**GIVEN EXERCISE**
Take down each entry exactly as written.

**STORED RECORDS**
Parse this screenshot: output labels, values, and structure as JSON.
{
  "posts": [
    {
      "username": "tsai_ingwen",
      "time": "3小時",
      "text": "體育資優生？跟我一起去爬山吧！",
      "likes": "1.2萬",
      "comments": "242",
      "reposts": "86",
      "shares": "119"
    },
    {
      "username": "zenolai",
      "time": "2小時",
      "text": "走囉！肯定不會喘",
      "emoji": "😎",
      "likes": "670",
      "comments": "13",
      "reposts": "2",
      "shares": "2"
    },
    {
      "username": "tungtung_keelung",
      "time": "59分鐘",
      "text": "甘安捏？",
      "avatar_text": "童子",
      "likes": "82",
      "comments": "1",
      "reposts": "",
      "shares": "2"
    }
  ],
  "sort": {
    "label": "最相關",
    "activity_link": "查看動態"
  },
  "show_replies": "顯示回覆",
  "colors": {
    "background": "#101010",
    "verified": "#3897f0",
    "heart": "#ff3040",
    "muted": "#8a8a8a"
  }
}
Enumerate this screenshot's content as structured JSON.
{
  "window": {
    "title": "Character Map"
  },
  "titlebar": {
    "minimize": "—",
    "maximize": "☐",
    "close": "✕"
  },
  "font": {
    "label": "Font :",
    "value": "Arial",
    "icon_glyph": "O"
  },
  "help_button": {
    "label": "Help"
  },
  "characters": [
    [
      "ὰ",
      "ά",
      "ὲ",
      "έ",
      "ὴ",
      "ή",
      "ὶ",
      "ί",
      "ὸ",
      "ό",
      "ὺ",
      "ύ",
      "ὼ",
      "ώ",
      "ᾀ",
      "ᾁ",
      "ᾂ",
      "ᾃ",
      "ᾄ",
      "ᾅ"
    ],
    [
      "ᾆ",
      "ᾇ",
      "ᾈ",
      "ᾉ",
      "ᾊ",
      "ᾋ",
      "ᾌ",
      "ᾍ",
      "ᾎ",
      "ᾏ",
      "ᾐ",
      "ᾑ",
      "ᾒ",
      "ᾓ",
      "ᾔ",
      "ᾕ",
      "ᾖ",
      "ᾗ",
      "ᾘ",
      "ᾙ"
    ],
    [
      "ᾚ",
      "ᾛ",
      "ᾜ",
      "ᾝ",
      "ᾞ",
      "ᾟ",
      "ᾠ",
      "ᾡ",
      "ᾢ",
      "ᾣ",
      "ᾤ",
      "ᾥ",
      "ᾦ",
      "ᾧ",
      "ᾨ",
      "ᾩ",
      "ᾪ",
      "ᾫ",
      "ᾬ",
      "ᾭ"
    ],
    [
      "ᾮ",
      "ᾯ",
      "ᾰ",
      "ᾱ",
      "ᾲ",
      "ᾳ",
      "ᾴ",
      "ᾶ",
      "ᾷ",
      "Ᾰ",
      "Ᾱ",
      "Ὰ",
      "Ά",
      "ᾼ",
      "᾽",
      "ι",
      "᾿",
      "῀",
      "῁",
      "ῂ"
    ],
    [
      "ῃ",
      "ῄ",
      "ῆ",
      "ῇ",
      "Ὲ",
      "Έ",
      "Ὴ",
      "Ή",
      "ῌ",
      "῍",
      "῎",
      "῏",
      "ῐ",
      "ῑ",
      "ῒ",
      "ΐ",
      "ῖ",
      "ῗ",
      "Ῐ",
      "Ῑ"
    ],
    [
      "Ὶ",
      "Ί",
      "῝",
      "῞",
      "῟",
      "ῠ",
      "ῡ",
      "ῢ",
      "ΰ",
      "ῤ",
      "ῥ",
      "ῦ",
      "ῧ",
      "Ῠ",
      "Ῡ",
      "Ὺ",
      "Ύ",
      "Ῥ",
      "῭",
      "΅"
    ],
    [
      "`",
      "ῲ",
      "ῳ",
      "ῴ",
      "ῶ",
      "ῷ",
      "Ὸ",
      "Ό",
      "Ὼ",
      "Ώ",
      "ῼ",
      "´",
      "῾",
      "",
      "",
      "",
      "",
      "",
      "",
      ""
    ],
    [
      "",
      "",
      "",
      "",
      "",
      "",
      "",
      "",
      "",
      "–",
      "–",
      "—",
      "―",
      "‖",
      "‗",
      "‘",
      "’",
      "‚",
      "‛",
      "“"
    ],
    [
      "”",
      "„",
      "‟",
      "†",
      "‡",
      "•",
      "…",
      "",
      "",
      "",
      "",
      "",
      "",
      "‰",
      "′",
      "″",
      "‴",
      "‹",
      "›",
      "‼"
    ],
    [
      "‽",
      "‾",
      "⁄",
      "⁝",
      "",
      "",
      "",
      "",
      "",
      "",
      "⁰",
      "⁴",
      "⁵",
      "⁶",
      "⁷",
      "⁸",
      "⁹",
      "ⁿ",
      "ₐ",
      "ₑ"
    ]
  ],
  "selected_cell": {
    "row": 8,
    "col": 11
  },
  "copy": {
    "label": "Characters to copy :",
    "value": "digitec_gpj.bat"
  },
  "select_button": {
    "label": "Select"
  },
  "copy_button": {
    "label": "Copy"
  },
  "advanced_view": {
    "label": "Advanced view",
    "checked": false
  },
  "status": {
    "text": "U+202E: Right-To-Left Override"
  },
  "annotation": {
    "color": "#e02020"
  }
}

**SOLVED PROBLEM**
Parse this screenshot: output labels, values, and structure as JSON.
{
  "posts": [
    {
      "username": "tsai_ingwen",
      "time": "3小時",
      "text": "體育資優生？跟我一起去爬山吧！",
      "likes": "1.2萬",
      "comments": "242",
      "reposts": "86",
      "shares": "119"
    },
    {
      "username": "zenolai",
      "time": "2小時",
      "text": "走囉！肯定不會喘",
      "emoji": "😎",
      "likes": "670",
      "comments": "13",
      "reposts": "2",
      "shares": "2"
    },
    {
      "username": "tungtung_keelung",
      "time": "59分鐘",
      "text": "甘安捏？",
      "avatar_text": "童子",
      "likes": "82",
      "comments": "1",
      "reposts": "",
      "shares": "2"
    }
  ],
  "sort": {
    "label": "最相關",
    "activity_link": "查看動態"
  },
  "show_replies": "顯示回覆",
  "colors": {
    "background": "#101010",
    "verified": "#3897f0",
    "heart": "#ff3040",
    "muted": "#8a8a8a"
  }
}
Enumerate this screenshot's content as structured JSON.
{
  "window": {
    "title": "Character Map"
  },
  "titlebar": {
    "minimize": "—",
    "maximize": "☐",
    "close": "✕"
  },
  "font": {
    "label": "Font :",
    "value": "Arial",
    "icon_glyph": "O"
  },
  "help_button": {
    "label": "Help"
  },
  "characters": [
    [
      "ὰ",
      "ά",
      "ὲ",
      "έ",
      "ὴ",
      "ή",
      "ὶ",
      "ί",
      "ὸ",
      "ό",
      "ὺ",
      "ύ",
      "ὼ",
      "ώ",
      "ᾀ",
      "ᾁ",
      "ᾂ",
      "ᾃ",
      "ᾄ",
      "ᾅ"
    ],
    [
      "ᾆ",
      "ᾇ",
      "ᾈ",
      "ᾉ",
      "ᾊ",
      "ᾋ",
      "ᾌ",
      "ᾍ",
      "ᾎ",
      "ᾏ",
      "ᾐ",
      "ᾑ",
      "ᾒ",
      "ᾓ",
      "ᾔ",
      "ᾕ",
      "ᾖ",
      "ᾗ",
      "ᾘ",
      "ᾙ"
    ],
    [
      "ᾚ",
      "ᾛ",
      "ᾜ",
      "ᾝ",
      "ᾞ",
      "ᾟ",
      "ᾠ",
      "ᾡ",
      "ᾢ",
      "ᾣ",
      "ᾤ",
      "ᾥ",
      "ᾦ",
      "ᾧ",
      "ᾨ",
      "ᾩ",
      "ᾪ",
      "ᾫ",
      "ᾬ",
      "ᾭ"
    ],
    [
      "ᾮ",
      "ᾯ",
      "ᾰ",
      "ᾱ",
      "ᾲ",
      "ᾳ",
      "ᾴ",
      "ᾶ",
      "ᾷ",
      "Ᾰ",
      "Ᾱ",
      "Ὰ",
      "Ά",
      "ᾼ",
      "᾽",
      "ι",
      "᾿",
      "῀",
      "῁",
      "ῂ"
    ],
    [
      "ῃ",
      "ῄ",
      "ῆ",
      "ῇ",
      "Ὲ",
      "Έ",
      "Ὴ",
      "Ή",
      "ῌ",
      "῍",
      "῎",
      "῏",
      "ῐ",
      "ῑ",
      "ῒ",
      "ΐ",
      "ῖ",
      "ῗ",
      "Ῐ",
      "Ῑ"
    ],
    [
      "Ὶ",
      "Ί",
      "῝",
      "῞",
      "῟",
      "ῠ",
      "ῡ",
      "ῢ",
      "ΰ",
      "ῤ",
      "ῥ",
      "ῦ",
      "ῧ",
      "Ῠ",
      "Ῡ",
      "Ὺ",
      "Ύ",
      "Ῥ",
      "῭",
      "΅"
    ],
    [
      "`",
      "ῲ",
      "ῳ",
      "ῴ",
      "ῶ",
      "ῷ",
      "Ὸ",
      "Ό",
      "Ὼ",
      "Ώ",
      "ῼ",
      "´",
      "῾",
      "",
      "",
      "",
      "",
      "",
      "",
      ""
    ],
    [
      "",
      "",
      "",
      "",
      "",
      "",
      "",
      "",
      "",
      "–",
      "–",
      "—",
      "―",
      "‖",
      "‗",
      "‘",
      "’",
      "‚",
      "‛",
      "“"
    ],
    [
      "”",
      "„",
      "‟",
      "†",
      "‡",
      "•",
      "…",
      "",
      "",
      "",
      "",
      "",
      "",
      "‰",
      "′",
      "″",
      "‴",
      "‹",
      "›",
      "‼"
    ],
    [
      "‽",
      "‾",
      "⁄",
      "⁝",
      "",
      "",
      "",
      "",
      "",
      "",
      "⁰",
      "⁴",
      "⁵",
      "⁶",
      "⁷",
      "⁸",
      "⁹",
      "ⁿ",
      "ₐ",
      "ₑ"
    ]
  ],
  "selected_cell": {
    "row": 8,
    "col": 11
  },
  "copy": {
    "label": "Characters to copy :",
    "value": "digitec_gpj.bat"
  },
  "select_button": {
    "label": "Select"
  },
  "copy_button": {
    "label": "Copy"
  },
  "advanced_view": {
    "label": "Advanced view",
    "checked": false
  },
  "status": {
    "text": "U+202E: Right-To-Left Override"
  },
  "annotation": {
    "color": "#e02020"
  }
}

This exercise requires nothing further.